Give the entries back exactly, dropping each image.
--
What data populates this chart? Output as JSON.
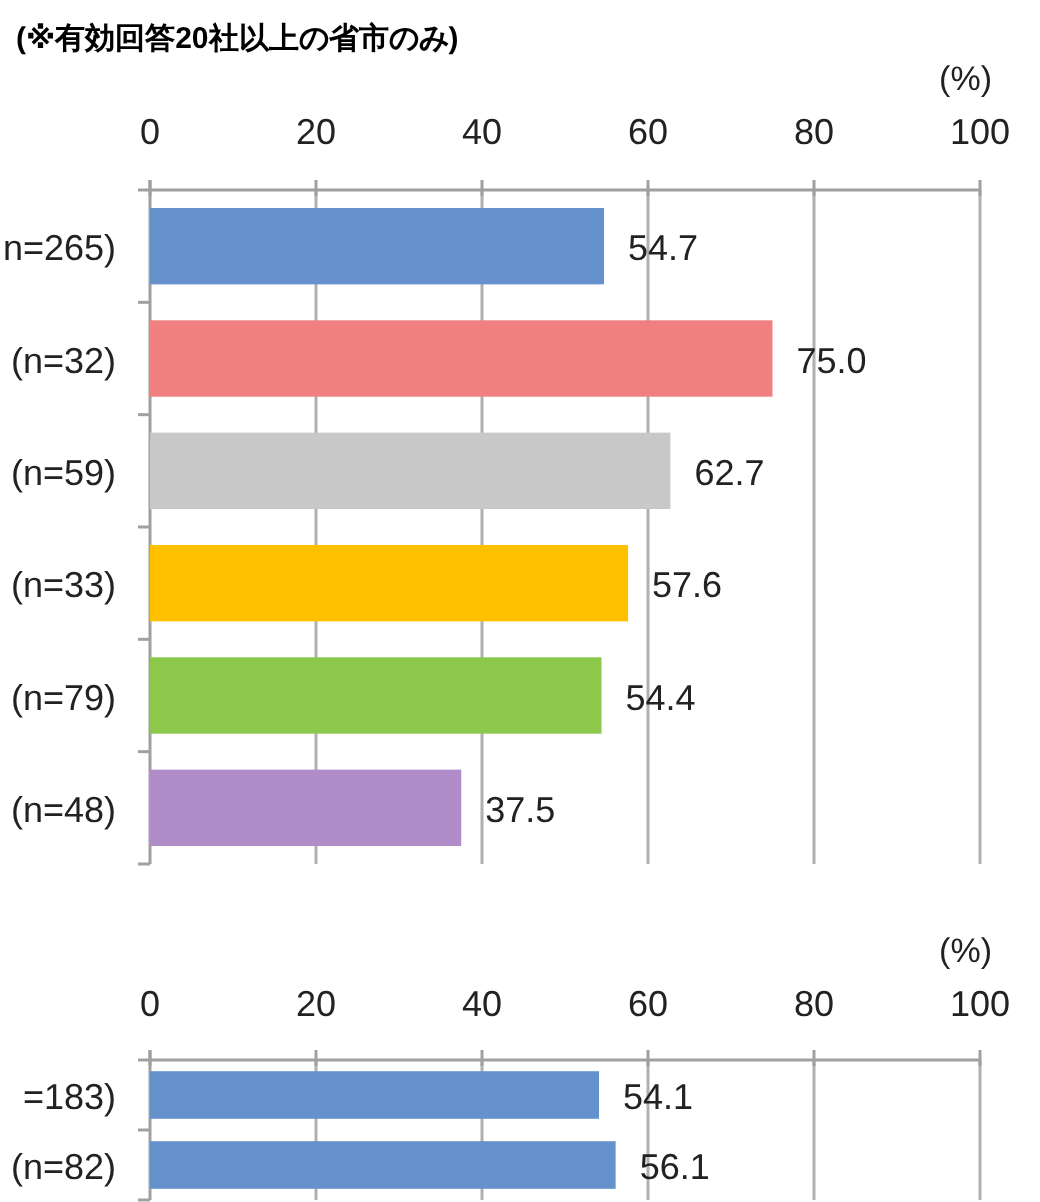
{
  "chart_data": [
    {
      "type": "bar",
      "orientation": "horizontal",
      "title": "(※有効回答20社以上の省市のみ)",
      "xlabel": "(%)",
      "categories": [
        "n=265)",
        "(n=32)",
        "(n=59)",
        "(n=33)",
        "(n=79)",
        "(n=48)"
      ],
      "values": [
        54.7,
        75.0,
        62.7,
        57.6,
        54.4,
        37.5
      ],
      "value_labels": [
        "54.7",
        "75.0",
        "62.7",
        "57.6",
        "54.4",
        "37.5"
      ],
      "colors": [
        "#6592cc",
        "#f08080",
        "#c8c8c8",
        "#ffc000",
        "#8cc84b",
        "#b08cc8"
      ],
      "xlim": [
        0,
        100
      ],
      "xticks": [
        0,
        20,
        40,
        60,
        80,
        100
      ],
      "grid": "x"
    },
    {
      "type": "bar",
      "orientation": "horizontal",
      "xlabel": "(%)",
      "categories": [
        "=183)",
        "(n=82)"
      ],
      "values": [
        54.1,
        56.1
      ],
      "value_labels": [
        "54.1",
        "56.1"
      ],
      "colors": [
        "#6592cc",
        "#6592cc"
      ],
      "xlim": [
        0,
        100
      ],
      "xticks": [
        0,
        20,
        40,
        60,
        80,
        100
      ],
      "grid": "x"
    }
  ]
}
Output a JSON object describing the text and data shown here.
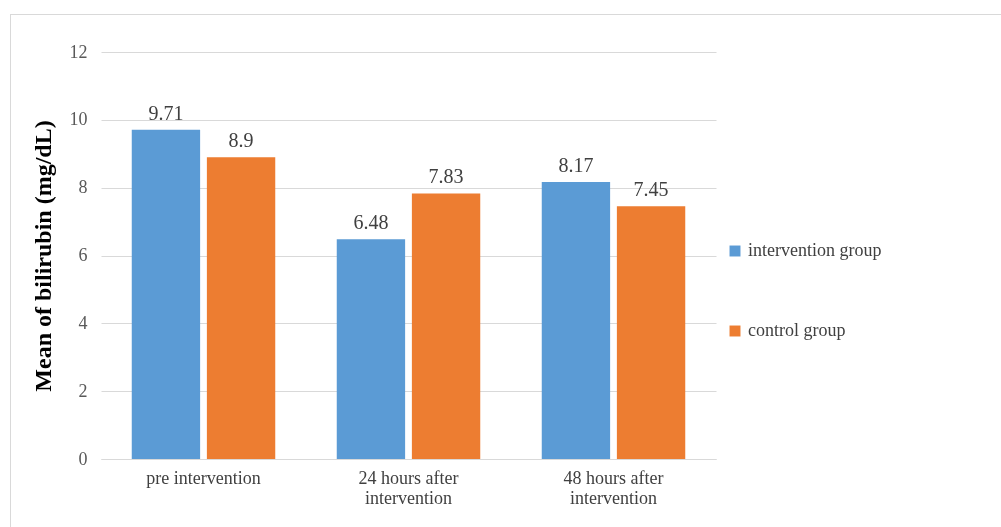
{
  "chart_data": {
    "type": "bar",
    "ylabel": "Mean of bilirubin (mg/dL)",
    "categories": [
      "pre intervention",
      "24 hours after intervention",
      "48 hours after intervention"
    ],
    "series": [
      {
        "name": "intervention group",
        "color": "#5b9bd5",
        "values": [
          9.71,
          6.48,
          8.17
        ]
      },
      {
        "name": "control group",
        "color": "#ed7d31",
        "values": [
          8.9,
          7.83,
          7.45
        ]
      }
    ],
    "ylim": [
      0,
      12
    ],
    "yticks": [
      0,
      2,
      4,
      6,
      8,
      10,
      12
    ],
    "grid": "y",
    "legend": "right",
    "data_labels": true
  }
}
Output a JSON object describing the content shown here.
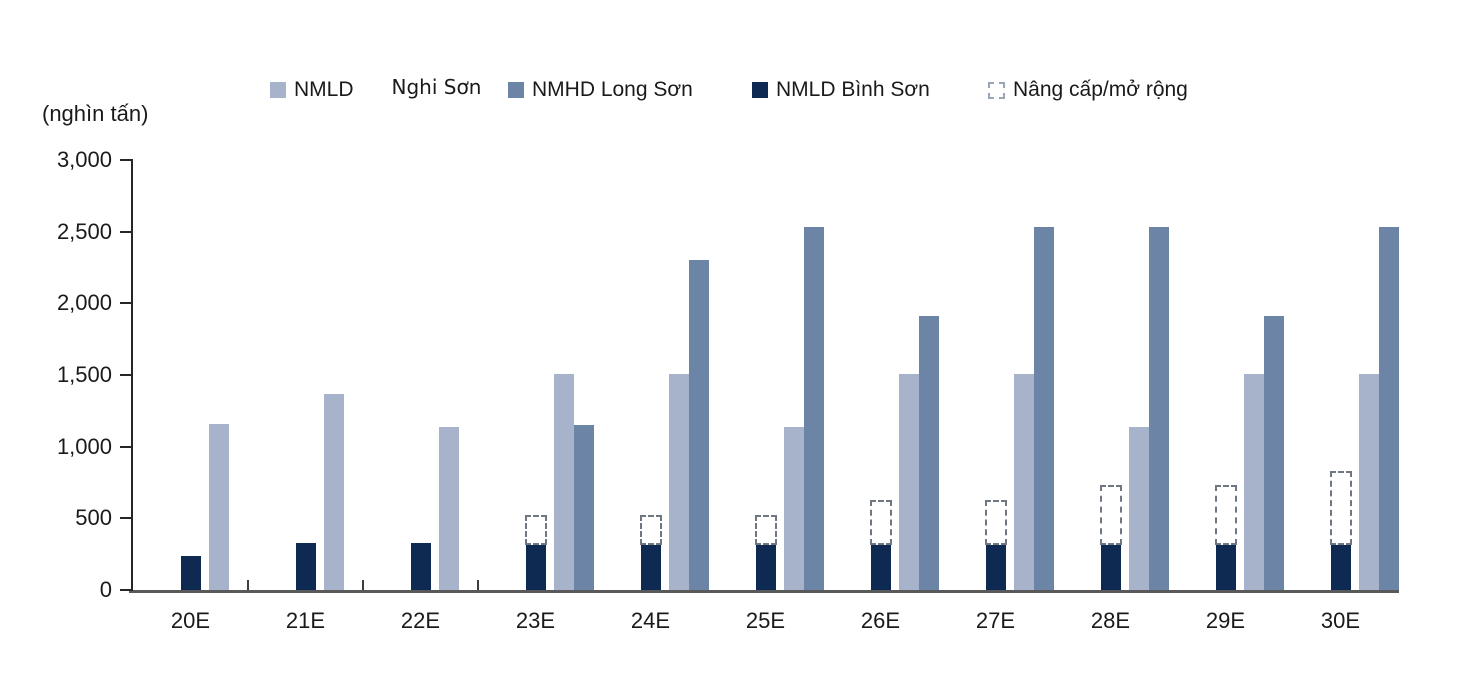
{
  "unit_label": "(nghìn tấn)",
  "colors": {
    "nghi_son": "#A6B3CB",
    "long_son": "#6C84A6",
    "binh_son": "#0F2A52",
    "upgrade_border": "#6F7782",
    "axis_line": "#595959",
    "text": "#1a1a1a"
  },
  "legend": {
    "items": [
      {
        "label": "NMLD",
        "label_fallback": "Nghi Sơn",
        "marker": "filled",
        "color": "#A6B3CB"
      },
      {
        "label": "NMHD Long Sơn",
        "marker": "filled",
        "color": "#6C84A6"
      },
      {
        "label": "NMLD Bình Sơn",
        "marker": "filled",
        "color": "#0F2A52"
      },
      {
        "label": "Nâng cấp/mở rộng",
        "marker": "dashed",
        "color": "#9AA5B8"
      }
    ]
  },
  "chart_data": {
    "type": "bar",
    "title": "",
    "ylabel": "(nghìn tấn)",
    "xlabel": "",
    "ylim": [
      0,
      3000
    ],
    "ytick_step": 500,
    "ytick_labels": [
      "0",
      "500",
      "1,000",
      "1,500",
      "2,000",
      "2,500",
      "3,000"
    ],
    "grid": false,
    "legend_position": "top",
    "categories": [
      "20E",
      "21E",
      "22E",
      "23E",
      "24E",
      "25E",
      "26E",
      "27E",
      "28E",
      "29E",
      "30E"
    ],
    "series": [
      {
        "name": "NMLD Nghi Sơn",
        "color": "#A6B3CB",
        "values": [
          1160,
          1370,
          1140,
          1510,
          1510,
          1140,
          1510,
          1510,
          1140,
          1510,
          1510
        ]
      },
      {
        "name": "NMHD Long Sơn",
        "color": "#6C84A6",
        "values": [
          null,
          null,
          null,
          1150,
          2300,
          2530,
          1910,
          2530,
          2530,
          1910,
          2530
        ]
      },
      {
        "name": "NMLD Bình Sơn",
        "color": "#0F2A52",
        "values": [
          240,
          330,
          330,
          330,
          330,
          330,
          330,
          330,
          330,
          330,
          330
        ]
      },
      {
        "name": "Nâng cấp/mở rộng",
        "style": "dashed",
        "stacked_on": "NMLD Bình Sơn",
        "values_top": [
          null,
          null,
          null,
          525,
          525,
          525,
          630,
          630,
          730,
          730,
          830
        ]
      }
    ]
  }
}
--
#### [EXERCISE SOLUTION]
What data populates this chart? Output as JSON.
{
  "chart_data": [
    {
      "type": "bar",
      "orientation": "horizontal",
      "title": "(※有効回答20社以上の省市のみ)",
      "xlabel": "(%)",
      "categories": [
        "n=265)",
        "(n=32)",
        "(n=59)",
        "(n=33)",
        "(n=79)",
        "(n=48)"
      ],
      "values": [
        54.7,
        75.0,
        62.7,
        57.6,
        54.4,
        37.5
      ],
      "value_labels": [
        "54.7",
        "75.0",
        "62.7",
        "57.6",
        "54.4",
        "37.5"
      ],
      "colors": [
        "#6592cc",
        "#f08080",
        "#c8c8c8",
        "#ffc000",
        "#8cc84b",
        "#b08cc8"
      ],
      "xlim": [
        0,
        100
      ],
      "xticks": [
        0,
        20,
        40,
        60,
        80,
        100
      ],
      "grid": "x"
    },
    {
      "type": "bar",
      "orientation": "horizontal",
      "xlabel": "(%)",
      "categories": [
        "=183)",
        "(n=82)"
      ],
      "values": [
        54.1,
        56.1
      ],
      "value_labels": [
        "54.1",
        "56.1"
      ],
      "colors": [
        "#6592cc",
        "#6592cc"
      ],
      "xlim": [
        0,
        100
      ],
      "xticks": [
        0,
        20,
        40,
        60,
        80,
        100
      ],
      "grid": "x"
    }
  ]
}
Output a JSON object describing the text and data shown here.
{
  "chart_data": {
    "type": "bar",
    "ylabel": "Mean of bilirubin (mg/dL)",
    "categories": [
      "pre intervention",
      "24 hours after intervention",
      "48 hours after intervention"
    ],
    "series": [
      {
        "name": "intervention group",
        "color": "#5b9bd5",
        "values": [
          9.71,
          6.48,
          8.17
        ]
      },
      {
        "name": "control group",
        "color": "#ed7d31",
        "values": [
          8.9,
          7.83,
          7.45
        ]
      }
    ],
    "ylim": [
      0,
      12
    ],
    "yticks": [
      0,
      2,
      4,
      6,
      8,
      10,
      12
    ],
    "grid": "y",
    "legend": "right",
    "data_labels": true
  }
}
Output a JSON object describing the content shown here.
{
  "unit_label": "(nghìn tấn)",
  "colors": {
    "nghi_son": "#A6B3CB",
    "long_son": "#6C84A6",
    "binh_son": "#0F2A52",
    "upgrade_border": "#6F7782",
    "axis_line": "#595959",
    "text": "#1a1a1a"
  },
  "legend": {
    "items": [
      {
        "label": "NMLD",
        "label_fallback": "Nghi Sơn",
        "marker": "filled",
        "color": "#A6B3CB"
      },
      {
        "label": "NMHD Long Sơn",
        "marker": "filled",
        "color": "#6C84A6"
      },
      {
        "label": "NMLD Bình Sơn",
        "marker": "filled",
        "color": "#0F2A52"
      },
      {
        "label": "Nâng cấp/mở rộng",
        "marker": "dashed",
        "color": "#9AA5B8"
      }
    ]
  },
  "chart_data": {
    "type": "bar",
    "title": "",
    "ylabel": "(nghìn tấn)",
    "xlabel": "",
    "ylim": [
      0,
      3000
    ],
    "ytick_step": 500,
    "ytick_labels": [
      "0",
      "500",
      "1,000",
      "1,500",
      "2,000",
      "2,500",
      "3,000"
    ],
    "grid": false,
    "legend_position": "top",
    "categories": [
      "20E",
      "21E",
      "22E",
      "23E",
      "24E",
      "25E",
      "26E",
      "27E",
      "28E",
      "29E",
      "30E"
    ],
    "series": [
      {
        "name": "NMLD Nghi Sơn",
        "color": "#A6B3CB",
        "values": [
          1160,
          1370,
          1140,
          1510,
          1510,
          1140,
          1510,
          1510,
          1140,
          1510,
          1510
        ]
      },
      {
        "name": "NMHD Long Sơn",
        "color": "#6C84A6",
        "values": [
          null,
          null,
          null,
          1150,
          2300,
          2530,
          1910,
          2530,
          2530,
          1910,
          2530
        ]
      },
      {
        "name": "NMLD Bình Sơn",
        "color": "#0F2A52",
        "values": [
          240,
          330,
          330,
          330,
          330,
          330,
          330,
          330,
          330,
          330,
          330
        ]
      },
      {
        "name": "Nâng cấp/mở rộng",
        "style": "dashed",
        "stacked_on": "NMLD Bình Sơn",
        "values_top": [
          null,
          null,
          null,
          525,
          525,
          525,
          630,
          630,
          730,
          730,
          830
        ]
      }
    ]
  }
}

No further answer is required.